Stored data:
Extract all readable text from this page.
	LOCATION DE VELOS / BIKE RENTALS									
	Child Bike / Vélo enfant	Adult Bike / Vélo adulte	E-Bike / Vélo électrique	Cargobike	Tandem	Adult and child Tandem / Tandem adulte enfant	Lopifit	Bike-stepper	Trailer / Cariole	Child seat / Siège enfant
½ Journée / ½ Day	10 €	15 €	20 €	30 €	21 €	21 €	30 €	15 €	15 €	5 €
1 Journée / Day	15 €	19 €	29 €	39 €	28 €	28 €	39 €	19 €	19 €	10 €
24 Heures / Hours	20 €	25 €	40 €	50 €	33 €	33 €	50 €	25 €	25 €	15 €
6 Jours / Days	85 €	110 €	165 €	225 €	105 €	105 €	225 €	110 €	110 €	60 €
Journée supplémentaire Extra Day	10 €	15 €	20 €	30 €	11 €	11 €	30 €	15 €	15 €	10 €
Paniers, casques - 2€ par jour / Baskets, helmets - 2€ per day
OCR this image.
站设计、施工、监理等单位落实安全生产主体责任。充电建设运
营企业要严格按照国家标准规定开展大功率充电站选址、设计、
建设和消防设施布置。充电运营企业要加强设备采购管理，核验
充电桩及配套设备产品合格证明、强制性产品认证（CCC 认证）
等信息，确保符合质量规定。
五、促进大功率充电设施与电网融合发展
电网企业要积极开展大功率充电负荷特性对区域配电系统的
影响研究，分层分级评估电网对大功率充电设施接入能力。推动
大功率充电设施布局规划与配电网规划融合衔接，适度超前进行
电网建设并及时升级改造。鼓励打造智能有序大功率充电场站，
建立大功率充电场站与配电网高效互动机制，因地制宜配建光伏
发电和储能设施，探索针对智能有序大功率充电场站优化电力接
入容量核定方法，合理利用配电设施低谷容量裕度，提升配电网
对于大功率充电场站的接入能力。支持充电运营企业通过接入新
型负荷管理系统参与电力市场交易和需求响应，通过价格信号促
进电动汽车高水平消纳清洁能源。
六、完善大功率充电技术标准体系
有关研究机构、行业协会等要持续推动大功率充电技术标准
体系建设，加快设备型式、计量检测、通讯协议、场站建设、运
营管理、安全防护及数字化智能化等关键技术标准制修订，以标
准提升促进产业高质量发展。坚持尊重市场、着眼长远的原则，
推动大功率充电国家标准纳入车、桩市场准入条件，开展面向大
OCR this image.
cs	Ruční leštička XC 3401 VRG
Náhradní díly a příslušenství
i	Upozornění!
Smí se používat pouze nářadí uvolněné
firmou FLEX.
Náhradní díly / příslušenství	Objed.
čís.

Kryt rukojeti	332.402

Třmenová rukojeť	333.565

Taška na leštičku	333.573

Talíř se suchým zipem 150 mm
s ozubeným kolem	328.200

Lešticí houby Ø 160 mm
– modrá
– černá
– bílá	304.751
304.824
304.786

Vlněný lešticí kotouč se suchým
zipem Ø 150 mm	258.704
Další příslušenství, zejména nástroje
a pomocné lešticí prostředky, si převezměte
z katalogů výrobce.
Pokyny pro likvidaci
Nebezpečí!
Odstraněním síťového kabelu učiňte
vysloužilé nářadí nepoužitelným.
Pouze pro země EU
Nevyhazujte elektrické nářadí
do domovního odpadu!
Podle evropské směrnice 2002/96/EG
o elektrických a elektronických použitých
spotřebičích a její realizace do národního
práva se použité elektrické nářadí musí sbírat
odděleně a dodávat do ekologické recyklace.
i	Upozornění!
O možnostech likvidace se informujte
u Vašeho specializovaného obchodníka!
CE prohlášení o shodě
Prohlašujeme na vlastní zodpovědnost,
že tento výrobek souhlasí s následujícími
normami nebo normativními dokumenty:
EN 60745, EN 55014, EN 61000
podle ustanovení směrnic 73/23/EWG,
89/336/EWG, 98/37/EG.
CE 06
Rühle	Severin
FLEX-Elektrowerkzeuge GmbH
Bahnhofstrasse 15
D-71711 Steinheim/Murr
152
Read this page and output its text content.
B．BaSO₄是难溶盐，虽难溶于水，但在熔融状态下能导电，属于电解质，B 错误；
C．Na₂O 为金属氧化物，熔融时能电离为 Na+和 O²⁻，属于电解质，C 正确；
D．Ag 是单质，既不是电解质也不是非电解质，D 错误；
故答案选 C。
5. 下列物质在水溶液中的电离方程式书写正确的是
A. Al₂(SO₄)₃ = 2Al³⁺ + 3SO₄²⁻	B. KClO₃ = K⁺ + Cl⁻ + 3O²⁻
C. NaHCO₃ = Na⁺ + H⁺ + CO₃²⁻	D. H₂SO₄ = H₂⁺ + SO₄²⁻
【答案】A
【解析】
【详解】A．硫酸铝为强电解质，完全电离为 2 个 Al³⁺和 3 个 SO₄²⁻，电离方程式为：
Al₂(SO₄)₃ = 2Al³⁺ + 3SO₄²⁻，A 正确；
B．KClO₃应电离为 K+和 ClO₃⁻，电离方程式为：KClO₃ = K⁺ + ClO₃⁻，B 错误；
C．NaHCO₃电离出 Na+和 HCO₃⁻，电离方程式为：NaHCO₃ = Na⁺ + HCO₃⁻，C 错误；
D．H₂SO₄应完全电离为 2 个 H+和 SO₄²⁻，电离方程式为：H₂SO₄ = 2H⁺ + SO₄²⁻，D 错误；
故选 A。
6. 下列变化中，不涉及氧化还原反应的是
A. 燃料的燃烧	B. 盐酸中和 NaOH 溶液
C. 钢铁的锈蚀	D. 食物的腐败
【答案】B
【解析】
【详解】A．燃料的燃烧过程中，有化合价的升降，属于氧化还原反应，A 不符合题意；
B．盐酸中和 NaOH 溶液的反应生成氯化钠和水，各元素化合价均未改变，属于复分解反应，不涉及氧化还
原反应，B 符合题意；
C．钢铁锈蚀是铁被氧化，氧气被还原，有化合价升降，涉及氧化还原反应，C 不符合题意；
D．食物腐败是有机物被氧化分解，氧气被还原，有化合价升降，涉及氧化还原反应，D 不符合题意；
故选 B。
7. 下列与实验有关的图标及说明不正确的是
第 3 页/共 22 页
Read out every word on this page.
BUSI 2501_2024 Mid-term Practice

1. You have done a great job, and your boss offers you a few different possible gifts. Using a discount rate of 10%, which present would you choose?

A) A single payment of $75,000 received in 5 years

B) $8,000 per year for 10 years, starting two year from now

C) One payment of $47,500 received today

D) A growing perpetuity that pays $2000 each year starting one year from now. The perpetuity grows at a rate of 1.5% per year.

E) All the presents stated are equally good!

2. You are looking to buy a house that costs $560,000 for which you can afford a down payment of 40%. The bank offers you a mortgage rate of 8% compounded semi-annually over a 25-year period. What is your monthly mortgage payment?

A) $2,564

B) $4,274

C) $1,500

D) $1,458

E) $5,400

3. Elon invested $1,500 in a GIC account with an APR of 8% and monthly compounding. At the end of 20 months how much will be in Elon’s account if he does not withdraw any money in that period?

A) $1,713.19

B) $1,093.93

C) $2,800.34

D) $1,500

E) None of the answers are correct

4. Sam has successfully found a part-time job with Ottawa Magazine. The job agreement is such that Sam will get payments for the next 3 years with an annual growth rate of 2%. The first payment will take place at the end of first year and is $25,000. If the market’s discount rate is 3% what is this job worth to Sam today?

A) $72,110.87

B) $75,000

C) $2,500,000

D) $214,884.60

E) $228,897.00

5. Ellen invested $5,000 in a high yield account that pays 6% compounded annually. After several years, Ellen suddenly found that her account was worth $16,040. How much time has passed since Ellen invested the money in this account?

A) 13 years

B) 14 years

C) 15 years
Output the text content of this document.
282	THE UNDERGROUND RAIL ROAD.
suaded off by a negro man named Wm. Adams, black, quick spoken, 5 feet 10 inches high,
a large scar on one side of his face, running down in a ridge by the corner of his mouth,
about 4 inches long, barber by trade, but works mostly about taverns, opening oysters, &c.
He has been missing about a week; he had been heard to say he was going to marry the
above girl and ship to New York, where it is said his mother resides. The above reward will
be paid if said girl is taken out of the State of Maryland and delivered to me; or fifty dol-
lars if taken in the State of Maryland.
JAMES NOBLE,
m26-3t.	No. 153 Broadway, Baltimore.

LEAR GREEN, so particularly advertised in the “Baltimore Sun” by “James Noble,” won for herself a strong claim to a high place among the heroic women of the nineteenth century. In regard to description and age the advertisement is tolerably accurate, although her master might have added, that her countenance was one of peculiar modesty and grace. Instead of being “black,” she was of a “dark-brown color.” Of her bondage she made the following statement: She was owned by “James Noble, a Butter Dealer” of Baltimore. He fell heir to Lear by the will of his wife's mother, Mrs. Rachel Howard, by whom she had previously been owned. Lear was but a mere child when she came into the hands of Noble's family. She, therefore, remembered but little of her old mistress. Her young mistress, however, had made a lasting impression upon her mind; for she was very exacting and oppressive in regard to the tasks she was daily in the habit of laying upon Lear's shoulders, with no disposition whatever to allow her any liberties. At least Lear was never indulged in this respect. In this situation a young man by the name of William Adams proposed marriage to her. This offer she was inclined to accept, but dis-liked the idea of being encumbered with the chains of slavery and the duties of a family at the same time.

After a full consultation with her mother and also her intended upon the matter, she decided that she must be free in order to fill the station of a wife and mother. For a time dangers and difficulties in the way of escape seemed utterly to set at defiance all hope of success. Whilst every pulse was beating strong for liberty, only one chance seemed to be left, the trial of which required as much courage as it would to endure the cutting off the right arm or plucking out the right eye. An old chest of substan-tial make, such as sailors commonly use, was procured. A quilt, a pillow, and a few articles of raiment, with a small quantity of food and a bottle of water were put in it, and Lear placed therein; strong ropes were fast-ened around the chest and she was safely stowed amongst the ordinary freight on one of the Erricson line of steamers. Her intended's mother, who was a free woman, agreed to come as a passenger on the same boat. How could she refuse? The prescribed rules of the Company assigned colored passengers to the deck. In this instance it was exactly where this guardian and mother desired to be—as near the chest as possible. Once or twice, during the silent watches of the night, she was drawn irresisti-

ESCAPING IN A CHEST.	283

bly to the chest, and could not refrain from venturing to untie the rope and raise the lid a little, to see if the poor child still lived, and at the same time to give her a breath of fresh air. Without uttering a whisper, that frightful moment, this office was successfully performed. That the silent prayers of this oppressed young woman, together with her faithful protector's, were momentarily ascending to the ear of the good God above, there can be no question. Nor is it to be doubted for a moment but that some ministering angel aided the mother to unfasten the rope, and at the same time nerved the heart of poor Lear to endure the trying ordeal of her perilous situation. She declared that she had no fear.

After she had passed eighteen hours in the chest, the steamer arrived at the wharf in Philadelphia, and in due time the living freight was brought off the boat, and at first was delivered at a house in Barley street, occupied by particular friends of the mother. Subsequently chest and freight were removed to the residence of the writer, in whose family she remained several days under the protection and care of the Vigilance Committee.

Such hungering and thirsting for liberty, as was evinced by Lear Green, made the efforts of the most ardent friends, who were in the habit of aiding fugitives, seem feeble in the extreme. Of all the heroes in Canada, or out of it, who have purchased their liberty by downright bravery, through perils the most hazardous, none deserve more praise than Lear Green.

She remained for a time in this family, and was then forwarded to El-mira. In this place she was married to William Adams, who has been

■ **Work required**:
From the material above, count the lines that include "NaHCO₃" and give only the total.

■ **Answer below**:
2